━━ Exercise inputs

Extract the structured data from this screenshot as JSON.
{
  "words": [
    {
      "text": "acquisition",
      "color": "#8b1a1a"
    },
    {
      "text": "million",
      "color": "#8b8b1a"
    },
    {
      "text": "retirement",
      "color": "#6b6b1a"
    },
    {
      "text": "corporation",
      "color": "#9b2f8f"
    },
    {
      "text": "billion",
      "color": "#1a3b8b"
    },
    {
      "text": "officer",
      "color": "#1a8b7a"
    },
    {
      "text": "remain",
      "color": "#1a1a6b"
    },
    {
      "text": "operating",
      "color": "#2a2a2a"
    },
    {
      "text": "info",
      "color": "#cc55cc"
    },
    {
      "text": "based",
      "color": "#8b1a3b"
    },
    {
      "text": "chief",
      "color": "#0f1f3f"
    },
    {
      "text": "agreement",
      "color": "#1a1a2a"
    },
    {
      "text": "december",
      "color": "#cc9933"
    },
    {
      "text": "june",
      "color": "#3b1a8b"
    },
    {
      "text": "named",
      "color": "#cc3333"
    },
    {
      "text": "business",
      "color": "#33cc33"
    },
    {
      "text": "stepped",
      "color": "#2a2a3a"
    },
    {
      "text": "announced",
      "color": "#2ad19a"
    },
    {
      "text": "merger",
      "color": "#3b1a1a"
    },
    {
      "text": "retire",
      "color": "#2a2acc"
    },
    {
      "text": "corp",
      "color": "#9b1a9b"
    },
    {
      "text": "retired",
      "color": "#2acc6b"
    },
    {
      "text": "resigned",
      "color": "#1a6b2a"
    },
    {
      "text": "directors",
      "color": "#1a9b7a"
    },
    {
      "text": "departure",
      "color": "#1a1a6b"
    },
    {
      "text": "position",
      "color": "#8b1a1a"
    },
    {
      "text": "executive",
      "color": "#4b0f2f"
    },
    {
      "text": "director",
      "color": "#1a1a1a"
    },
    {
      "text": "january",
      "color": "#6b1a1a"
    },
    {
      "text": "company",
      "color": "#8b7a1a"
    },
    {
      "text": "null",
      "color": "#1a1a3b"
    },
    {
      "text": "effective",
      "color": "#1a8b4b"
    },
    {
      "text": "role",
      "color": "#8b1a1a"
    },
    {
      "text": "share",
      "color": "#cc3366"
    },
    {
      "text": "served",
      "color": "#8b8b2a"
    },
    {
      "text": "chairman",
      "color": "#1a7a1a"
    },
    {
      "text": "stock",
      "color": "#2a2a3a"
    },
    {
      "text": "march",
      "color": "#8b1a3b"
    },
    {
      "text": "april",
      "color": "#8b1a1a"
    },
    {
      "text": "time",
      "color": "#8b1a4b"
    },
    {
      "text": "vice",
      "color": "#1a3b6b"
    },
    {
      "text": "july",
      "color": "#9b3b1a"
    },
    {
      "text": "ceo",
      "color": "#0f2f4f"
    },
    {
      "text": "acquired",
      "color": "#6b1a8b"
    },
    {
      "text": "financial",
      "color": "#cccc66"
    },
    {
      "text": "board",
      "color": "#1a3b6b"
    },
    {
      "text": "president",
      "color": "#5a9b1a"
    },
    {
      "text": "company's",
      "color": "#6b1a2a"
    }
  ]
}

━━━━
━━ Exercise inputs

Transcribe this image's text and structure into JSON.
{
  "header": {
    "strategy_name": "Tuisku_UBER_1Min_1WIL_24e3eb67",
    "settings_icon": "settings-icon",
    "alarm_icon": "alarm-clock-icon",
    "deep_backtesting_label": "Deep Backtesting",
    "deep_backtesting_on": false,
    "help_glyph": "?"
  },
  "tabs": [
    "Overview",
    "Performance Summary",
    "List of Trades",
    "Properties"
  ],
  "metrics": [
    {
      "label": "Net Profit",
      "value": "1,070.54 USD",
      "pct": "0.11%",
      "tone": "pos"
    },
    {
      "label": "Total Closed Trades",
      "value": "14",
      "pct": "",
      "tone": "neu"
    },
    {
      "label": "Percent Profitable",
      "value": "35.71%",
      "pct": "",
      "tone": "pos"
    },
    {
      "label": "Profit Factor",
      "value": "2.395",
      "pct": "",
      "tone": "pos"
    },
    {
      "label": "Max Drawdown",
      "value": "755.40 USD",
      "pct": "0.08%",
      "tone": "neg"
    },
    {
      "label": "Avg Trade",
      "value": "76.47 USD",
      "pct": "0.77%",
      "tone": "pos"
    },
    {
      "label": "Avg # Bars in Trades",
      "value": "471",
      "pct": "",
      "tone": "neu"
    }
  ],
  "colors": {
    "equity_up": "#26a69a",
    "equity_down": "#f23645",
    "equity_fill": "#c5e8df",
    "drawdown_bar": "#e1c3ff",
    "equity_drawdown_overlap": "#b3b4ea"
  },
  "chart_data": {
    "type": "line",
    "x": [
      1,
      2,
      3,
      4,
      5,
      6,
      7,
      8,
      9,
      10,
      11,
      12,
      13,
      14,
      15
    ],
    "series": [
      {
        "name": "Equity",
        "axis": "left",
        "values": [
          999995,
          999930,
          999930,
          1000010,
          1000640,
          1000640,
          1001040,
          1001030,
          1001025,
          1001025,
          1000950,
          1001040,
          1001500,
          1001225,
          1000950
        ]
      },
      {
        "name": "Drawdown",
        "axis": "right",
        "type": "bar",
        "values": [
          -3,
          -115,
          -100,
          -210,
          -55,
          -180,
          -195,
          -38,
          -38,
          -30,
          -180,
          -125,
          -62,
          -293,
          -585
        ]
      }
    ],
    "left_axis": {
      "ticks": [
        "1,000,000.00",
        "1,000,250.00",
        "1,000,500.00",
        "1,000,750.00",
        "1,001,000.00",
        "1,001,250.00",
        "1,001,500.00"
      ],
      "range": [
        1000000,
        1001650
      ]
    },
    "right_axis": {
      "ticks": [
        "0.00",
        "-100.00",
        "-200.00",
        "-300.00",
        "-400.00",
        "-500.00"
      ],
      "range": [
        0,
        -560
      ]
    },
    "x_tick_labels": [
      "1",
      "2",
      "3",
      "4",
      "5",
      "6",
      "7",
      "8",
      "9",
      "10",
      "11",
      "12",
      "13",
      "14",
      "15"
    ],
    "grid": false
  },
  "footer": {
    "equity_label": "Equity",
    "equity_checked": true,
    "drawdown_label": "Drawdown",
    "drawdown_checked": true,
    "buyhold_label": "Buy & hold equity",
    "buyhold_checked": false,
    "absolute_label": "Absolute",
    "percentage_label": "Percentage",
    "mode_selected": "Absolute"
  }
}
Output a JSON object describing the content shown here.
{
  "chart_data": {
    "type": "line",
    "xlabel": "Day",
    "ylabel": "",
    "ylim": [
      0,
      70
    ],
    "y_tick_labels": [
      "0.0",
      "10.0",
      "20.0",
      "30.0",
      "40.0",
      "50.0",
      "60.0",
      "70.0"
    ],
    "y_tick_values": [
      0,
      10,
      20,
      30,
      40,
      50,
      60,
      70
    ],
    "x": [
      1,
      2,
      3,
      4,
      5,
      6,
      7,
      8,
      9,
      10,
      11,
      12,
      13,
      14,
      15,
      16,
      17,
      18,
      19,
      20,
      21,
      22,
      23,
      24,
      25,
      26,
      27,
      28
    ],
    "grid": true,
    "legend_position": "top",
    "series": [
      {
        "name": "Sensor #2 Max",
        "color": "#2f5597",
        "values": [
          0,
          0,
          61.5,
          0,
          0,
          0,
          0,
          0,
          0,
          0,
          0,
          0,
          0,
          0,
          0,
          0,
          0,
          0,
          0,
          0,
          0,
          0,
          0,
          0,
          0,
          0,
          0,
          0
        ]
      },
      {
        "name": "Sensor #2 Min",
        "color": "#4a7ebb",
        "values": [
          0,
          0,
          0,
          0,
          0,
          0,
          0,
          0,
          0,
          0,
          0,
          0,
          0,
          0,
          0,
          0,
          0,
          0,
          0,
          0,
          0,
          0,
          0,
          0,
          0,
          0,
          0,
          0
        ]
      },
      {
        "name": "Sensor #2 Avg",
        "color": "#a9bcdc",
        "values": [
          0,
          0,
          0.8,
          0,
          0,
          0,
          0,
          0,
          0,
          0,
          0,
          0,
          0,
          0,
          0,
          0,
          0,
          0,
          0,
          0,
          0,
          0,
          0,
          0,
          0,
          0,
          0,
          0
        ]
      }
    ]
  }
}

━━━━

Instructions for the task: Give the number of lines that hold the word "Absolute" in these records, with nothing added.

The output: 2